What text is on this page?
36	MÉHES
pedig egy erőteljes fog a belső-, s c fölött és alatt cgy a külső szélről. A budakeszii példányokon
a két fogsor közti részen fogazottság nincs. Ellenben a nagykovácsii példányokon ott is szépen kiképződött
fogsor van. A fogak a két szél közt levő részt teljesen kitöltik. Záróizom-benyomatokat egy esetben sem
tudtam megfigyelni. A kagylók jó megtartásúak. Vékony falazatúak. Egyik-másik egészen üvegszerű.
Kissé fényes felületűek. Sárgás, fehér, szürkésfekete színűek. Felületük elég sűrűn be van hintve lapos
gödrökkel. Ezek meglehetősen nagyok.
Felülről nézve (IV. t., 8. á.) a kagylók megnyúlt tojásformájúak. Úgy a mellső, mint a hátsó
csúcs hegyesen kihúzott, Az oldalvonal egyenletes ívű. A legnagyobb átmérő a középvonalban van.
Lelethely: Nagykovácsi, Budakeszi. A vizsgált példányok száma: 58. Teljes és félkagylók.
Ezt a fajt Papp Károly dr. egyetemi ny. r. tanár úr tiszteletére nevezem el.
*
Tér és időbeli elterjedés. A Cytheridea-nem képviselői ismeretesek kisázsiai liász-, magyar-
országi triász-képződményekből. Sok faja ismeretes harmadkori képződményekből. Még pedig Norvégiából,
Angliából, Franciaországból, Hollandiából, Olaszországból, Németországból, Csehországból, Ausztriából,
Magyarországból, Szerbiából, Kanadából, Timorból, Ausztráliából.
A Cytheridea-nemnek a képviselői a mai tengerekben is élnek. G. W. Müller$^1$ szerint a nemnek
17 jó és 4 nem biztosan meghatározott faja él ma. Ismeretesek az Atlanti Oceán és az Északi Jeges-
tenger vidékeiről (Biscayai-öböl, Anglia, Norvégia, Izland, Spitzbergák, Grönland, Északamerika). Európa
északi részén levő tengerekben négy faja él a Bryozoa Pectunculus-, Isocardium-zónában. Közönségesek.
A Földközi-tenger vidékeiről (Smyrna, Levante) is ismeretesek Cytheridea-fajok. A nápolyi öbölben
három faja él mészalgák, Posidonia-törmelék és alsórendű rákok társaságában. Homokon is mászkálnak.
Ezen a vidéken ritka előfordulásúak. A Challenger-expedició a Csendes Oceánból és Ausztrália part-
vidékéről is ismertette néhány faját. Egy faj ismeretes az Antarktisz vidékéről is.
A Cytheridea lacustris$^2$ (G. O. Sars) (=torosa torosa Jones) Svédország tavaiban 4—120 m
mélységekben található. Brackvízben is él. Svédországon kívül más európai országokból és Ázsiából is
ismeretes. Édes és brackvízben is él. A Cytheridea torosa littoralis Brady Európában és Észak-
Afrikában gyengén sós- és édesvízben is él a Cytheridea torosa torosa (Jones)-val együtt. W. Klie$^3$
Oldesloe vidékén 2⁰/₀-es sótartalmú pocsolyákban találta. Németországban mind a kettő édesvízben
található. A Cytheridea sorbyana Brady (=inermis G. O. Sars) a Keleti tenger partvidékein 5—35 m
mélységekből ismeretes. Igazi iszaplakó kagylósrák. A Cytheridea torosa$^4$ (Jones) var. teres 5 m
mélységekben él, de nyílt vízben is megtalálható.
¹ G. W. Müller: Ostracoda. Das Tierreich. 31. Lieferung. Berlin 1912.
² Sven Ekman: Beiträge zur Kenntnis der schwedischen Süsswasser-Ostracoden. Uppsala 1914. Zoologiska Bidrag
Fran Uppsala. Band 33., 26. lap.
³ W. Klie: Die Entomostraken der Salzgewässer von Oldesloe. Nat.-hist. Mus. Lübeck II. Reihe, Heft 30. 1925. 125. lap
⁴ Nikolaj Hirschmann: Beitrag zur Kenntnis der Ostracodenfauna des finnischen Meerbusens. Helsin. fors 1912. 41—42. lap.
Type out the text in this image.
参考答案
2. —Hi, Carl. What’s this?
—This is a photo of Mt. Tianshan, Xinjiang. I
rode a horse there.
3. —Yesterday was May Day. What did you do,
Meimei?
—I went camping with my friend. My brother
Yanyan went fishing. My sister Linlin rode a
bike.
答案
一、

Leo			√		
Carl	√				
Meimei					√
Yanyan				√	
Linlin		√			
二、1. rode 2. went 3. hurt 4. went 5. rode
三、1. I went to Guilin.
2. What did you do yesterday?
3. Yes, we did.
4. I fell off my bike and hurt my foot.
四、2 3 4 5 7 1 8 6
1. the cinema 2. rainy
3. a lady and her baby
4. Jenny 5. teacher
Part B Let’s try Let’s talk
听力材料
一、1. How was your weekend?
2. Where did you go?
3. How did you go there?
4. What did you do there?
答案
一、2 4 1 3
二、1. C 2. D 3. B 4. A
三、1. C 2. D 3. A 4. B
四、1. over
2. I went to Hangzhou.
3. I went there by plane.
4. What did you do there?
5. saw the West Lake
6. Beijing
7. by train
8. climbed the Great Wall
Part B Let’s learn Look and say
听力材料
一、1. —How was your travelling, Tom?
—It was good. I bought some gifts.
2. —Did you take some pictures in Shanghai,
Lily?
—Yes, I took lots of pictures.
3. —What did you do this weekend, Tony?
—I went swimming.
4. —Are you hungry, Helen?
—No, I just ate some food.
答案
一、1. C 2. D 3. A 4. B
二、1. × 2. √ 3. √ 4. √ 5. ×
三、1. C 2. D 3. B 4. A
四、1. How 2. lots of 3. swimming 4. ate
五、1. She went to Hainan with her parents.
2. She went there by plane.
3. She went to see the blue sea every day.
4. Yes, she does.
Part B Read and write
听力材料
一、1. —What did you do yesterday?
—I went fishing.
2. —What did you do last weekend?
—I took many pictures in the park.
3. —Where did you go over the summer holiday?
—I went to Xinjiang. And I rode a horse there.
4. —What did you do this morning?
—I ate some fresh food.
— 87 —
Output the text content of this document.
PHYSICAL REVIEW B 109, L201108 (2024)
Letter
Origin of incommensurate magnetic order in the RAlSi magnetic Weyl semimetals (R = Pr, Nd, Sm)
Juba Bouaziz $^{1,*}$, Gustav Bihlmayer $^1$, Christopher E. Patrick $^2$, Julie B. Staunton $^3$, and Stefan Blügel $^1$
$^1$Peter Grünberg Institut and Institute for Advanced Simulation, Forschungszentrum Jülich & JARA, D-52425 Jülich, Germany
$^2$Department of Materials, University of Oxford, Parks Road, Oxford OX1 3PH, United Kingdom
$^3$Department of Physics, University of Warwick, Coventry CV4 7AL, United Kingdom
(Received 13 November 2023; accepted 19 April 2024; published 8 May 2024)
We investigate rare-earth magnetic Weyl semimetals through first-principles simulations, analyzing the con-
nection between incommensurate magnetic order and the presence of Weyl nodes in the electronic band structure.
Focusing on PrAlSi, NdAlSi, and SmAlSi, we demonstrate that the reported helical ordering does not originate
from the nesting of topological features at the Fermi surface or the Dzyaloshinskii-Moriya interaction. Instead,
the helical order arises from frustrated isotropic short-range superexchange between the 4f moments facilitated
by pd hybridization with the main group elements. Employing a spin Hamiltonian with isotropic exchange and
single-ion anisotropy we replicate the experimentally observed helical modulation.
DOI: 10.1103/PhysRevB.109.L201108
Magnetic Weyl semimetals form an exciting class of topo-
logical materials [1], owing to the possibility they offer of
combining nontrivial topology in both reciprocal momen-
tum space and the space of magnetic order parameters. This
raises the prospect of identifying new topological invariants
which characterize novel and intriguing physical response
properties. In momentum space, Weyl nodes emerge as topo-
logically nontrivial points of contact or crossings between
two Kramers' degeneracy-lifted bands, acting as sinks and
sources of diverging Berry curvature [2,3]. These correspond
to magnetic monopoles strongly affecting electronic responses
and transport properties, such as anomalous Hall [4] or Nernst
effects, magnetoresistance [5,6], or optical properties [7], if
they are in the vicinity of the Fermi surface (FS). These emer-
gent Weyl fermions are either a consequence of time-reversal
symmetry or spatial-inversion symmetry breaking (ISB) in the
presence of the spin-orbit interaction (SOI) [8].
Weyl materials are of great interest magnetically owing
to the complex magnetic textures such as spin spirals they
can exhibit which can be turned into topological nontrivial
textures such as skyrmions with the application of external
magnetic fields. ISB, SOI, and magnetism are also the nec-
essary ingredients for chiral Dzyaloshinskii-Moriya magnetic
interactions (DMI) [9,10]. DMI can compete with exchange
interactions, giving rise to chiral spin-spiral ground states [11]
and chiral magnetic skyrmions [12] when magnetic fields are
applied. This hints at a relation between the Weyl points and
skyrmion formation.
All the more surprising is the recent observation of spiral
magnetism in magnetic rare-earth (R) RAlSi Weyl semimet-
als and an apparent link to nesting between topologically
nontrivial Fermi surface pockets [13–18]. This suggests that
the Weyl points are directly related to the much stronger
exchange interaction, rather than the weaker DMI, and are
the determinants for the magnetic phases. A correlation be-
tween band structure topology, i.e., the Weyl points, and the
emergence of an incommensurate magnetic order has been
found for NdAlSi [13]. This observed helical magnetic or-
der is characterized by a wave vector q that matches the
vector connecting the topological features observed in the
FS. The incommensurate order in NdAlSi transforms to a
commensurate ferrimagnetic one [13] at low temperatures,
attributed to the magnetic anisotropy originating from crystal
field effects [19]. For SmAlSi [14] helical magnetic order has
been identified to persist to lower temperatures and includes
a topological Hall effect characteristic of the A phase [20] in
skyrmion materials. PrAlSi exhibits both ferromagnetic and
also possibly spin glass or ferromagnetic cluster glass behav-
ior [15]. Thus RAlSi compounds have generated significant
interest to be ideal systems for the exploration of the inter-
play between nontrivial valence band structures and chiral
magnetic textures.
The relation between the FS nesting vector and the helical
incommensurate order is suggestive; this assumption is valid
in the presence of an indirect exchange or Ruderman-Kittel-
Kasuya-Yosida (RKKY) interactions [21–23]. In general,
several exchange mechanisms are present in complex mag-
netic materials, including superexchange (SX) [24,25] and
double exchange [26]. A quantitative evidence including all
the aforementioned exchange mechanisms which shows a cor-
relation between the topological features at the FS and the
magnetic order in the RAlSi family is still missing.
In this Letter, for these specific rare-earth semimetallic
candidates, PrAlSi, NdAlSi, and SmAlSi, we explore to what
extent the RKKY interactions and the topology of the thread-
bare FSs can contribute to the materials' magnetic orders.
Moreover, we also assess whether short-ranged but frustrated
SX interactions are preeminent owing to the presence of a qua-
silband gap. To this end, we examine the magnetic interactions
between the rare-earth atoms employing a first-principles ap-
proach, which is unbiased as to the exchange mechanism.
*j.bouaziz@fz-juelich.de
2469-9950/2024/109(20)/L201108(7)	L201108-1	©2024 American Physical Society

++++++++

* **TASK PROMPT**
Using the listing above, locate the lines that hold "surface" and copy each one.

* **RESPONSE FOR THIS EXERCISE**
from the nesting of topological features at the Fermi surface or the Dzyaloshinskii-Moriya interaction. Instead,
they are in the vicinity of the Fermi surface (FS). These emer-
nontrivial Fermi surface pockets [13–18]. This suggests that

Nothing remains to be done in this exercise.